Reproduce the material verbatim from its first line through the line with "data-point bbox=[453, 272, 463, 282]", including both of those lines.

--- start STORED ROWS ---

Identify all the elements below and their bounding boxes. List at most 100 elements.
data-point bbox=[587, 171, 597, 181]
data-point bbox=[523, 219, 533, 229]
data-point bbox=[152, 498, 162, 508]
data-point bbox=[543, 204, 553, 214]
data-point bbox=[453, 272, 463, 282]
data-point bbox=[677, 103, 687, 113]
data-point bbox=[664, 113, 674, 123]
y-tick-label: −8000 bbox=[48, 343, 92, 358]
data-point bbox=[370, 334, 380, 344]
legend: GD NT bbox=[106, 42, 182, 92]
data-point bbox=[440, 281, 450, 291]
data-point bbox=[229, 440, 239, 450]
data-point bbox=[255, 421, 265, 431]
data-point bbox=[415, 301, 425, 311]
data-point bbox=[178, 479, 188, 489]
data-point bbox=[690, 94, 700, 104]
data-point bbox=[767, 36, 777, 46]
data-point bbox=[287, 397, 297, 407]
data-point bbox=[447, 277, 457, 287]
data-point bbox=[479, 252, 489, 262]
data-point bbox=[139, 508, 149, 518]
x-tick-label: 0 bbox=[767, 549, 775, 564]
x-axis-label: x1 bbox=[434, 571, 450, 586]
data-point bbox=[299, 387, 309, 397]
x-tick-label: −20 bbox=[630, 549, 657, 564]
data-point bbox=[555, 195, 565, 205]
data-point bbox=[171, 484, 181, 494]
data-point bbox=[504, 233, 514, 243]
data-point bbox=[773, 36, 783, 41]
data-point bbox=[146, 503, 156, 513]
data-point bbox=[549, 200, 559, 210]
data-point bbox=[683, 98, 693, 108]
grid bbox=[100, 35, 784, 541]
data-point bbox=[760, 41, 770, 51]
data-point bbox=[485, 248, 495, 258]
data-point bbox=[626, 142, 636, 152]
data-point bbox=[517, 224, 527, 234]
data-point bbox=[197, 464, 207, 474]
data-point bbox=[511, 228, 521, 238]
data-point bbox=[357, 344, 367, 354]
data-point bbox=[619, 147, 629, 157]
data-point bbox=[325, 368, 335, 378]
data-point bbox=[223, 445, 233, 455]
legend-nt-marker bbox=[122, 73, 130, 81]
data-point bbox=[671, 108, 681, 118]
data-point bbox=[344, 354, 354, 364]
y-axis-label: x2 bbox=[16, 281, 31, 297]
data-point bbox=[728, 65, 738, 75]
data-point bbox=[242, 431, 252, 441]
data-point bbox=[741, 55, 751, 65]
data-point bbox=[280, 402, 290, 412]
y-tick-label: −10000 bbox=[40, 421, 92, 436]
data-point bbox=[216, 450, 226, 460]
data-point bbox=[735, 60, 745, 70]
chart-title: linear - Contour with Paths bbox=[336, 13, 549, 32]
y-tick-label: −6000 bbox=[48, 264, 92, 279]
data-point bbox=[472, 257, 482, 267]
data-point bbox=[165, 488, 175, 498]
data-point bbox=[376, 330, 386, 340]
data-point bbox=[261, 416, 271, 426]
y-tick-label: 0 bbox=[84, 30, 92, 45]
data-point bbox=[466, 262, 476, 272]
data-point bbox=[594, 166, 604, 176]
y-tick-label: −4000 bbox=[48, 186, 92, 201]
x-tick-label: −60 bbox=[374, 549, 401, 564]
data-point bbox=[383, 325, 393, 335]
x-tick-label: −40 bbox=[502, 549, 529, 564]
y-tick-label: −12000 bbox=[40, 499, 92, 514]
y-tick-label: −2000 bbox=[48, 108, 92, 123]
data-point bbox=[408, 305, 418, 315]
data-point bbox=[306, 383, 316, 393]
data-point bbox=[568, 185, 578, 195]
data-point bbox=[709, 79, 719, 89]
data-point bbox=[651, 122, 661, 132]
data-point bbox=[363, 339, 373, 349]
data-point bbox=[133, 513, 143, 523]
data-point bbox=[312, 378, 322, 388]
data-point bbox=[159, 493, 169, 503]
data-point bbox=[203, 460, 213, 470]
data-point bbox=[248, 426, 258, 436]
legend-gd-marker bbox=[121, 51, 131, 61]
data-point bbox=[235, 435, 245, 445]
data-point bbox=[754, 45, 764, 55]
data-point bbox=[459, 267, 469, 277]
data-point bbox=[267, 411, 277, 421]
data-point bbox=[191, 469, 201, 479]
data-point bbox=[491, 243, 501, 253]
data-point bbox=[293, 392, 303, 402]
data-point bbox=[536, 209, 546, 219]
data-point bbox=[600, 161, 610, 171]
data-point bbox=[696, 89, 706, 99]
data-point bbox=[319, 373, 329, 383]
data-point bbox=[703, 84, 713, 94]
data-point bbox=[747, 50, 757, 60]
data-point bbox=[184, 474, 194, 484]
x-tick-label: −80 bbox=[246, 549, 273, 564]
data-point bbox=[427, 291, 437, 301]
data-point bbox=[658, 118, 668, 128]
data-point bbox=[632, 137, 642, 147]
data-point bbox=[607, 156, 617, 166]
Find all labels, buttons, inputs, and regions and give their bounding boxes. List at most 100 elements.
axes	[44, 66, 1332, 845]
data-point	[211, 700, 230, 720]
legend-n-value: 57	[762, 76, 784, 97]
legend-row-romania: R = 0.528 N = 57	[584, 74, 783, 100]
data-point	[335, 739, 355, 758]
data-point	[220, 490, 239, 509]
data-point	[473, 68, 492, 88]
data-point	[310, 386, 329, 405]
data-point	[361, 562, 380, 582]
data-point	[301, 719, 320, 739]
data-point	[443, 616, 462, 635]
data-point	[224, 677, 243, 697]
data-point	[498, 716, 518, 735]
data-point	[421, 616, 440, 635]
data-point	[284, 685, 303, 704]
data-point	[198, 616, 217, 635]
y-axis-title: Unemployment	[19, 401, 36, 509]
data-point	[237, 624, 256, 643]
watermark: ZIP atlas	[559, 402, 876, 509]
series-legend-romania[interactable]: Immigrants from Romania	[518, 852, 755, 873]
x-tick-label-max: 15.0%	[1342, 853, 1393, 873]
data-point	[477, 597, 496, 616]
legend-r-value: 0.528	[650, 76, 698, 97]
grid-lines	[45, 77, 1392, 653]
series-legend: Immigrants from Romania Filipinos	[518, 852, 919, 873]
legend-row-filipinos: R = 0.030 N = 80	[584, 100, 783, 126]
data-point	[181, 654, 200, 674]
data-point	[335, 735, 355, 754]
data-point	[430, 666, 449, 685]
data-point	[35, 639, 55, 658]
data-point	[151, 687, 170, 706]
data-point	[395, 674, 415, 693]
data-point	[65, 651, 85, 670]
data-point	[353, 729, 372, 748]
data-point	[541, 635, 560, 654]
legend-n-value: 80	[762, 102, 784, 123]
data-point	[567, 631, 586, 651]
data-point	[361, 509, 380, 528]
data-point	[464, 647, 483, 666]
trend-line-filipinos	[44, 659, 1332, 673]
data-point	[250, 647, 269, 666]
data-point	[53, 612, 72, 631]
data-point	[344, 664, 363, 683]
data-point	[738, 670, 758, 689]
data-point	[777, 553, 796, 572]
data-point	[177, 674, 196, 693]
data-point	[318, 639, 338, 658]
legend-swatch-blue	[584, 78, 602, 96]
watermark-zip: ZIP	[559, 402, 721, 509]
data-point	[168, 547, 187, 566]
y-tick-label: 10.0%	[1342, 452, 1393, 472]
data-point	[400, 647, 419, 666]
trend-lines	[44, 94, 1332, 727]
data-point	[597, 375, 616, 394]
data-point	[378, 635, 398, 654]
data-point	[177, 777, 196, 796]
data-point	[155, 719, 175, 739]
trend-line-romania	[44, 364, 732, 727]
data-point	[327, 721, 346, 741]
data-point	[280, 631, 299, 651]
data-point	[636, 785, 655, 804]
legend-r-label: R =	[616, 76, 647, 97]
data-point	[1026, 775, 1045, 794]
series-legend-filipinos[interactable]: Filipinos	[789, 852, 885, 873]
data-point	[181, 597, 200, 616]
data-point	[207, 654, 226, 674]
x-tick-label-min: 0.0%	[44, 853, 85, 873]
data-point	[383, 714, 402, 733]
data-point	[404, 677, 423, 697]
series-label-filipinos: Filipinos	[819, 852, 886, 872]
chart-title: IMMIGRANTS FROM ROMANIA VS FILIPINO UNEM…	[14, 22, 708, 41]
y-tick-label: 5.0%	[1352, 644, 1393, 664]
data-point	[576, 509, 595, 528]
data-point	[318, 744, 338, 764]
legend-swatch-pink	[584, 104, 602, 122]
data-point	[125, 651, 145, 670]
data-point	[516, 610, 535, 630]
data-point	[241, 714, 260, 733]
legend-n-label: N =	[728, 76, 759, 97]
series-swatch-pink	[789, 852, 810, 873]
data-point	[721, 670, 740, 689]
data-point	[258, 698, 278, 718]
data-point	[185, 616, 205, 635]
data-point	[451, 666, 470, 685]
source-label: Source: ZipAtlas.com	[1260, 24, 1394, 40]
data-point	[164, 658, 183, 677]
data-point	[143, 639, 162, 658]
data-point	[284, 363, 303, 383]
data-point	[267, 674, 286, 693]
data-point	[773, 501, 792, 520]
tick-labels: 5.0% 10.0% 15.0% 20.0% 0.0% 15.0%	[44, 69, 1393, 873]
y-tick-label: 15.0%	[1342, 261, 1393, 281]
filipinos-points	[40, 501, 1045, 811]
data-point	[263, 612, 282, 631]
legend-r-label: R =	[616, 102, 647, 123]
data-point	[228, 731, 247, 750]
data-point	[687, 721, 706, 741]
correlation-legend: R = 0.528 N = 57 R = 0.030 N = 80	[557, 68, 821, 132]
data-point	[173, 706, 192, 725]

--- end STORED ROWS ---

■ TASK OUTPUT:
Identify all the elements below and their bounding boxes. List at most 100 elements.
data-point bbox=[587, 171, 597, 181]
data-point bbox=[523, 219, 533, 229]
data-point bbox=[152, 498, 162, 508]
data-point bbox=[543, 204, 553, 214]
data-point bbox=[453, 272, 463, 282]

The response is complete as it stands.